• Exercise details: Pull every line that holds the word "организации" from the entries.

Data records
-- -- --

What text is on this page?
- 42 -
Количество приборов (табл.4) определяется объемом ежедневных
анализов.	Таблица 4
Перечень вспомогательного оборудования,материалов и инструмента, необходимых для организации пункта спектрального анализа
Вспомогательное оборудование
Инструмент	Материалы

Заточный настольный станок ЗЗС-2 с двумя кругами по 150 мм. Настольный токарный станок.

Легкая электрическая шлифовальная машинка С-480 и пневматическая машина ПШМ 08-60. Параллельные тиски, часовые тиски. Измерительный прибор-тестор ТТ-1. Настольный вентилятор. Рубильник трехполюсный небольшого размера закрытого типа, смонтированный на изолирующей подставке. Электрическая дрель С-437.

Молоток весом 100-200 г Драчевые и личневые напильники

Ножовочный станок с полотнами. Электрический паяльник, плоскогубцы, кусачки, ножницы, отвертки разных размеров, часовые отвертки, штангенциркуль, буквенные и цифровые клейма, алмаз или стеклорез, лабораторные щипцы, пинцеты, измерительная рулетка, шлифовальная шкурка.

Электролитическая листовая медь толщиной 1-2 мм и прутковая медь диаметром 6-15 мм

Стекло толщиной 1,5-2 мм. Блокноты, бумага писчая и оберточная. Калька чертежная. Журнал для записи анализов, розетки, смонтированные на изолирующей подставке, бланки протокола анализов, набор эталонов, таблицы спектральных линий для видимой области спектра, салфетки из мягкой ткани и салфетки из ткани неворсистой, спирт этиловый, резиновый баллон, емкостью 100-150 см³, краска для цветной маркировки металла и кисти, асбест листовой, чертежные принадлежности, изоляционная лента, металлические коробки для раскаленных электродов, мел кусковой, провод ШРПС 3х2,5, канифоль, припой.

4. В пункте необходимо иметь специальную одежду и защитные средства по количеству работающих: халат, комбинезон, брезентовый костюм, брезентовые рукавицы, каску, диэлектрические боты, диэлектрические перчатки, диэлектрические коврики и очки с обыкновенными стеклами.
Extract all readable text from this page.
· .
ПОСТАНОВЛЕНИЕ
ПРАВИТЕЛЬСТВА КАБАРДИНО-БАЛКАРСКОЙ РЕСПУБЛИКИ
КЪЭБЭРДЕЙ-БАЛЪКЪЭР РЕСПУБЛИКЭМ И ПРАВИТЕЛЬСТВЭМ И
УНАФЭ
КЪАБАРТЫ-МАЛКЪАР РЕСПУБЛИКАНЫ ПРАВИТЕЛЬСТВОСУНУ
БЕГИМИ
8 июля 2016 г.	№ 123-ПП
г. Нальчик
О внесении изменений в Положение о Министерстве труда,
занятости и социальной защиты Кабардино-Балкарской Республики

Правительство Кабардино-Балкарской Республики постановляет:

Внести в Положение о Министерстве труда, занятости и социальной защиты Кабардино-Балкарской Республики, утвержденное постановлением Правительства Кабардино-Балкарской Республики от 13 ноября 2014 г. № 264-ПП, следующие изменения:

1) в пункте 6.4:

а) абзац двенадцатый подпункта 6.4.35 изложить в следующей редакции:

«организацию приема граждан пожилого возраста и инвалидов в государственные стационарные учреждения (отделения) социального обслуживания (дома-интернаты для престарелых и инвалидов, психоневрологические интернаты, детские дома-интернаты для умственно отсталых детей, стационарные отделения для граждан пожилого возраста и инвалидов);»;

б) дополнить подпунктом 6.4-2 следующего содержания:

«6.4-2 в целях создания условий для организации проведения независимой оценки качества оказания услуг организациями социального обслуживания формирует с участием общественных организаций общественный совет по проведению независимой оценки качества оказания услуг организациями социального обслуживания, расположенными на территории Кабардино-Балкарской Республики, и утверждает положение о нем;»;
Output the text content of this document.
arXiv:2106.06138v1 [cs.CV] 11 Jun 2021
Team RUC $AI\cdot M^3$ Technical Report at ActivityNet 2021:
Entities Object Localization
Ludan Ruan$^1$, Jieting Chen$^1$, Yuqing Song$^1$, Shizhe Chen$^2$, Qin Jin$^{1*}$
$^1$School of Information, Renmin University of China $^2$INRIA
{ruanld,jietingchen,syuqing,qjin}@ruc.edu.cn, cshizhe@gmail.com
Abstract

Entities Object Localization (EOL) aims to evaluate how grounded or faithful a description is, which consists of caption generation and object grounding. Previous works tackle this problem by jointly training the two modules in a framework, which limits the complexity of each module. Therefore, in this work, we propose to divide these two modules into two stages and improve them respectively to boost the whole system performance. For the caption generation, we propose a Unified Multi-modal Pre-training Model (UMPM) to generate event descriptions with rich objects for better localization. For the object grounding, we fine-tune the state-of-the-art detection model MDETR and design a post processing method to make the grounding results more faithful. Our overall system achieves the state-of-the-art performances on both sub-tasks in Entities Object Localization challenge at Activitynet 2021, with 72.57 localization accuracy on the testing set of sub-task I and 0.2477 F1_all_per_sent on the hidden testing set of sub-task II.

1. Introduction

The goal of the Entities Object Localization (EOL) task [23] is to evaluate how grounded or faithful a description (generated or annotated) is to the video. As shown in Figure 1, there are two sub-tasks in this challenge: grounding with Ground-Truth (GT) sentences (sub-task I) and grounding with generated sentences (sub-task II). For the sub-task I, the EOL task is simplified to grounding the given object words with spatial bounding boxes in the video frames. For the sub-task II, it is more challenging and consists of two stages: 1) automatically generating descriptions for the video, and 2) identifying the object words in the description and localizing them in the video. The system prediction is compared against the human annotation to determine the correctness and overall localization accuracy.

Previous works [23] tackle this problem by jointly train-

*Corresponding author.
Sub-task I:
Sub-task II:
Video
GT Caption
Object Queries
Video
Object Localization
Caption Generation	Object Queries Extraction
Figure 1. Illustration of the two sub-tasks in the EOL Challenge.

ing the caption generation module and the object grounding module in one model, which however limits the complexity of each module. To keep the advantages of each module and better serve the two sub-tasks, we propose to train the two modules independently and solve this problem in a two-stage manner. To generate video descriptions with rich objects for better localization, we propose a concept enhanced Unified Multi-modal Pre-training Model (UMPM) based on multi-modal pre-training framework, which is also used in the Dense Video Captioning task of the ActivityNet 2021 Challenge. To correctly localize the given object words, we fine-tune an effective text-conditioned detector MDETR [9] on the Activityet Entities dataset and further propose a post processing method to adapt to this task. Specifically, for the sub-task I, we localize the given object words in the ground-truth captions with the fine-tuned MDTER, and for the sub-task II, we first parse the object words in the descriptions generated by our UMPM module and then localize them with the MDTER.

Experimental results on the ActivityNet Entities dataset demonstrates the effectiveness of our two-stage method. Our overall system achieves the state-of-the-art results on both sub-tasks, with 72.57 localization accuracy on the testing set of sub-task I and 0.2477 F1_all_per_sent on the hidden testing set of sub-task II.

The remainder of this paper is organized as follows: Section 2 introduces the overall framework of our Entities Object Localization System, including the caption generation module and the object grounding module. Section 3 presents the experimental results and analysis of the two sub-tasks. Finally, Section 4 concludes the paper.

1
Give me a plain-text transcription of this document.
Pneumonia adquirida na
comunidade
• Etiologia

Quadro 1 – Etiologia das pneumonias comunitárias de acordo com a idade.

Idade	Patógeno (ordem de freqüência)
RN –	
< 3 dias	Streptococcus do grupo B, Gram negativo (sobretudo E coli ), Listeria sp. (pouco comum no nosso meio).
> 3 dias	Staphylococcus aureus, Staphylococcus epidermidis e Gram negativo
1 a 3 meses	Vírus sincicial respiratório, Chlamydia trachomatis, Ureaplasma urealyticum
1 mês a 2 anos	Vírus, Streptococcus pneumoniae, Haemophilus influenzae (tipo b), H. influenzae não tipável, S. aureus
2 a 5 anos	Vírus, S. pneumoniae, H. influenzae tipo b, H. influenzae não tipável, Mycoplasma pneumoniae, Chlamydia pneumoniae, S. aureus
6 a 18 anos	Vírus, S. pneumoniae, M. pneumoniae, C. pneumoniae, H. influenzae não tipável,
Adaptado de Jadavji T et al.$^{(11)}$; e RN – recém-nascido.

-- -- --

• Output of the exercise:
Перечень вспомогательного оборудования,материалов и инструмента, необходимых для организации пункта спектрального анализа
«6.4-2 в целях создания условий для организации проведения независимой оценки качества оказания услуг организациями социального обслуживания формирует с участием общественных организаций общественный совет по проведению независимой оценки качества оказания услуг организациями социального обслуживания, расположенными на территории Кабардино-Балкарской Республики, и утверждает положение о нем;»;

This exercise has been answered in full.